Extracted data entries
*****
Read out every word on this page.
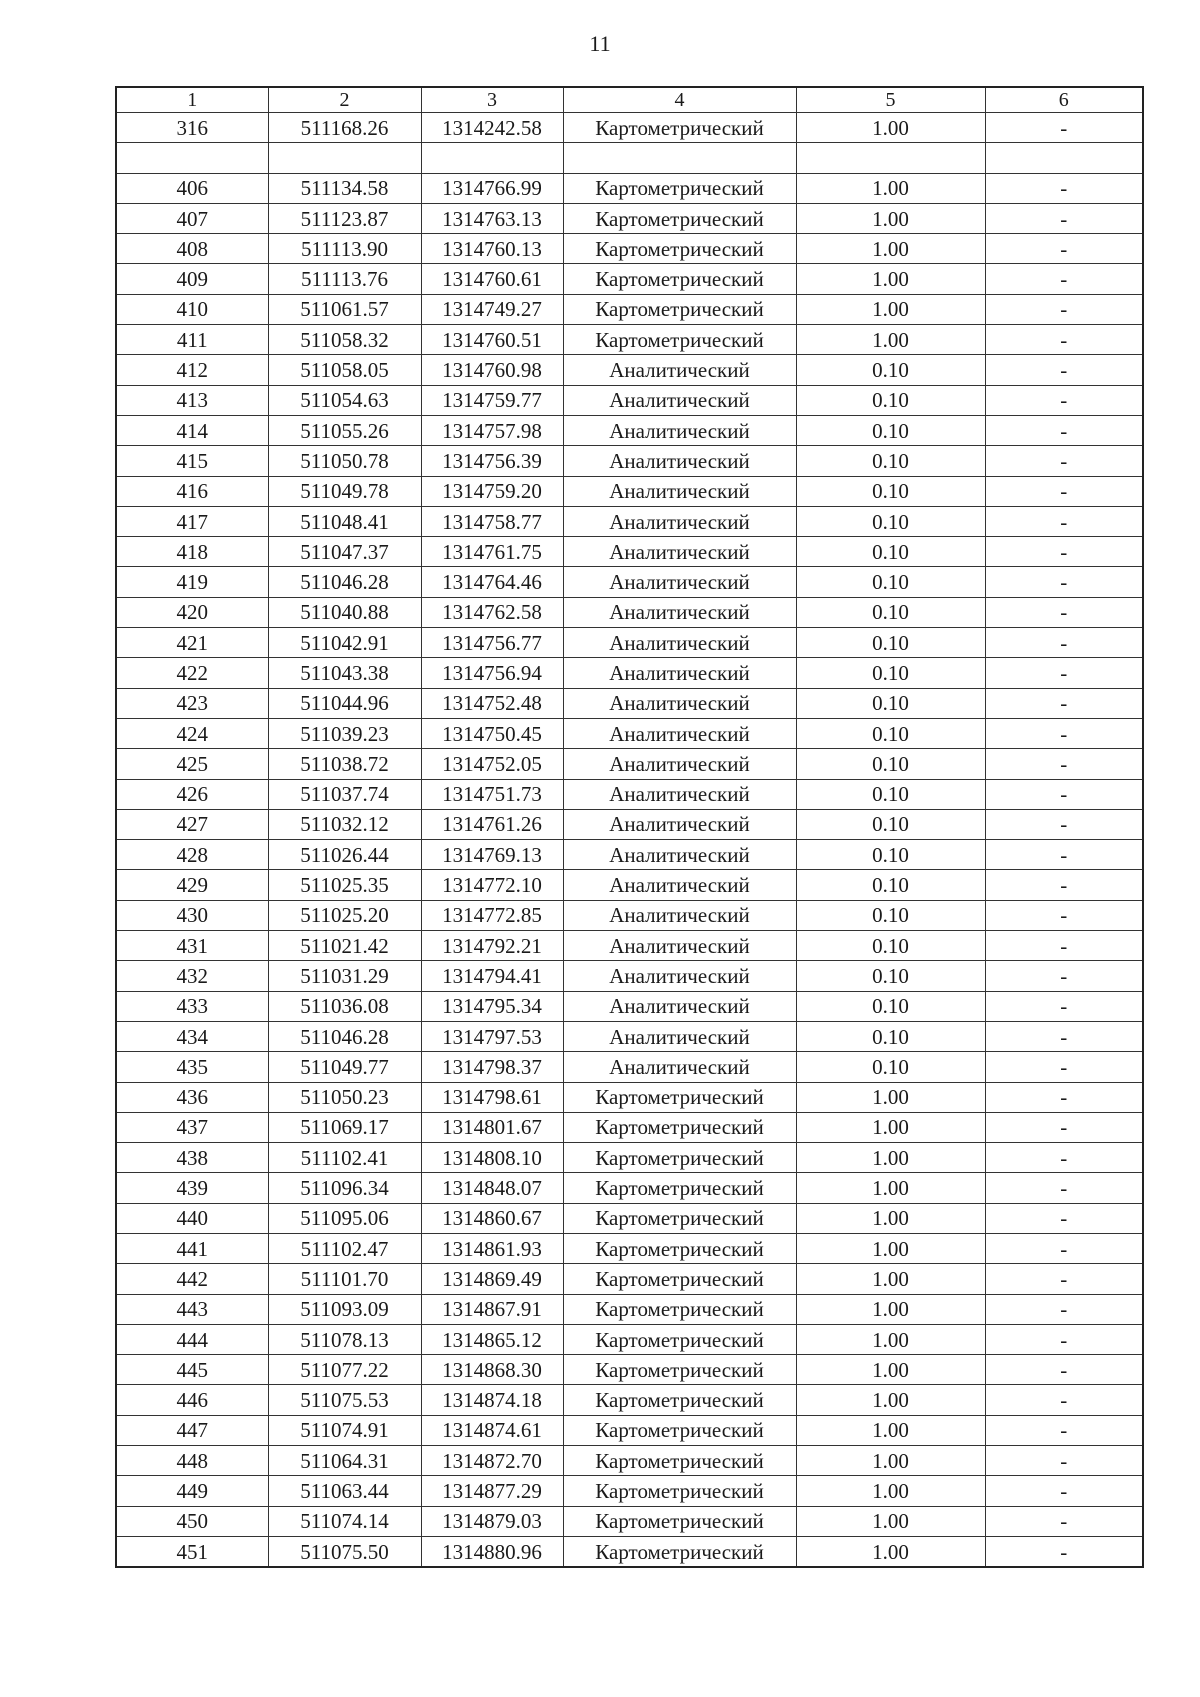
11
1	2	3	4	5	6
316	511168.26	1314242.58	Картометрический	1.00	-

406	511134.58	1314766.99	Картометрический	1.00	-
407	511123.87	1314763.13	Картометрический	1.00	-
408	511113.90	1314760.13	Картометрический	1.00	-
409	511113.76	1314760.61	Картометрический	1.00	-
410	511061.57	1314749.27	Картометрический	1.00	-
411	511058.32	1314760.51	Картометрический	1.00	-
412	511058.05	1314760.98	Аналитический	0.10	-
413	511054.63	1314759.77	Аналитический	0.10	-
414	511055.26	1314757.98	Аналитический	0.10	-
415	511050.78	1314756.39	Аналитический	0.10	-
416	511049.78	1314759.20	Аналитический	0.10	-
417	511048.41	1314758.77	Аналитический	0.10	-
418	511047.37	1314761.75	Аналитический	0.10	-
419	511046.28	1314764.46	Аналитический	0.10	-
420	511040.88	1314762.58	Аналитический	0.10	-
421	511042.91	1314756.77	Аналитический	0.10	-
422	511043.38	1314756.94	Аналитический	0.10	-
423	511044.96	1314752.48	Аналитический	0.10	-
424	511039.23	1314750.45	Аналитический	0.10	-
425	511038.72	1314752.05	Аналитический	0.10	-
426	511037.74	1314751.73	Аналитический	0.10	-
427	511032.12	1314761.26	Аналитический	0.10	-
428	511026.44	1314769.13	Аналитический	0.10	-
429	511025.35	1314772.10	Аналитический	0.10	-
430	511025.20	1314772.85	Аналитический	0.10	-
431	511021.42	1314792.21	Аналитический	0.10	-
432	511031.29	1314794.41	Аналитический	0.10	-
433	511036.08	1314795.34	Аналитический	0.10	-
434	511046.28	1314797.53	Аналитический	0.10	-
435	511049.77	1314798.37	Аналитический	0.10	-
436	511050.23	1314798.61	Картометрический	1.00	-
437	511069.17	1314801.67	Картометрический	1.00	-
438	511102.41	1314808.10	Картометрический	1.00	-
439	511096.34	1314848.07	Картометрический	1.00	-
440	511095.06	1314860.67	Картометрический	1.00	-
441	511102.47	1314861.93	Картометрический	1.00	-
442	511101.70	1314869.49	Картометрический	1.00	-
443	511093.09	1314867.91	Картометрический	1.00	-
444	511078.13	1314865.12	Картометрический	1.00	-
445	511077.22	1314868.30	Картометрический	1.00	-
446	511075.53	1314874.18	Картометрический	1.00	-
447	511074.91	1314874.61	Картометрический	1.00	-
448	511064.31	1314872.70	Картометрический	1.00	-
449	511063.44	1314877.29	Картометрический	1.00	-
450	511074.14	1314879.03	Картометрический	1.00	-
451	511075.50	1314880.96	Картометрический	1.00	-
*****
Your task is to reproduce all of the material exactly. The pictures stay out.

Read out every word on this page.
11
1	2	3	4	5	6
316	511168.26	1314242.58	Картометрический	1.00	-

406	511134.58	1314766.99	Картометрический	1.00	-
407	511123.87	1314763.13	Картометрический	1.00	-
408	511113.90	1314760.13	Картометрический	1.00	-
409	511113.76	1314760.61	Картометрический	1.00	-
410	511061.57	1314749.27	Картометрический	1.00	-
411	511058.32	1314760.51	Картометрический	1.00	-
412	511058.05	1314760.98	Аналитический	0.10	-
413	511054.63	1314759.77	Аналитический	0.10	-
414	511055.26	1314757.98	Аналитический	0.10	-
415	511050.78	1314756.39	Аналитический	0.10	-
416	511049.78	1314759.20	Аналитический	0.10	-
417	511048.41	1314758.77	Аналитический	0.10	-
418	511047.37	1314761.75	Аналитический	0.10	-
419	511046.28	1314764.46	Аналитический	0.10	-
420	511040.88	1314762.58	Аналитический	0.10	-
421	511042.91	1314756.77	Аналитический	0.10	-
422	511043.38	1314756.94	Аналитический	0.10	-
423	511044.96	1314752.48	Аналитический	0.10	-
424	511039.23	1314750.45	Аналитический	0.10	-
425	511038.72	1314752.05	Аналитический	0.10	-
426	511037.74	1314751.73	Аналитический	0.10	-
427	511032.12	1314761.26	Аналитический	0.10	-
428	511026.44	1314769.13	Аналитический	0.10	-
429	511025.35	1314772.10	Аналитический	0.10	-
430	511025.20	1314772.85	Аналитический	0.10	-
431	511021.42	1314792.21	Аналитический	0.10	-
432	511031.29	1314794.41	Аналитический	0.10	-
433	511036.08	1314795.34	Аналитический	0.10	-
434	511046.28	1314797.53	Аналитический	0.10	-
435	511049.77	1314798.37	Аналитический	0.10	-
436	511050.23	1314798.61	Картометрический	1.00	-
437	511069.17	1314801.67	Картометрический	1.00	-
438	511102.41	1314808.10	Картометрический	1.00	-
439	511096.34	1314848.07	Картометрический	1.00	-
440	511095.06	1314860.67	Картометрический	1.00	-
441	511102.47	1314861.93	Картометрический	1.00	-
442	511101.70	1314869.49	Картометрический	1.00	-
443	511093.09	1314867.91	Картометрический	1.00	-
444	511078.13	1314865.12	Картометрический	1.00	-
445	511077.22	1314868.30	Картометрический	1.00	-
446	511075.53	1314874.18	Картометрический	1.00	-
447	511074.91	1314874.61	Картометрический	1.00	-
448	511064.31	1314872.70	Картометрический	1.00	-
449	511063.44	1314877.29	Картометрический	1.00	-
450	511074.14	1314879.03	Картометрический	1.00	-
451	511075.50	1314880.96	Картометрический	1.00	-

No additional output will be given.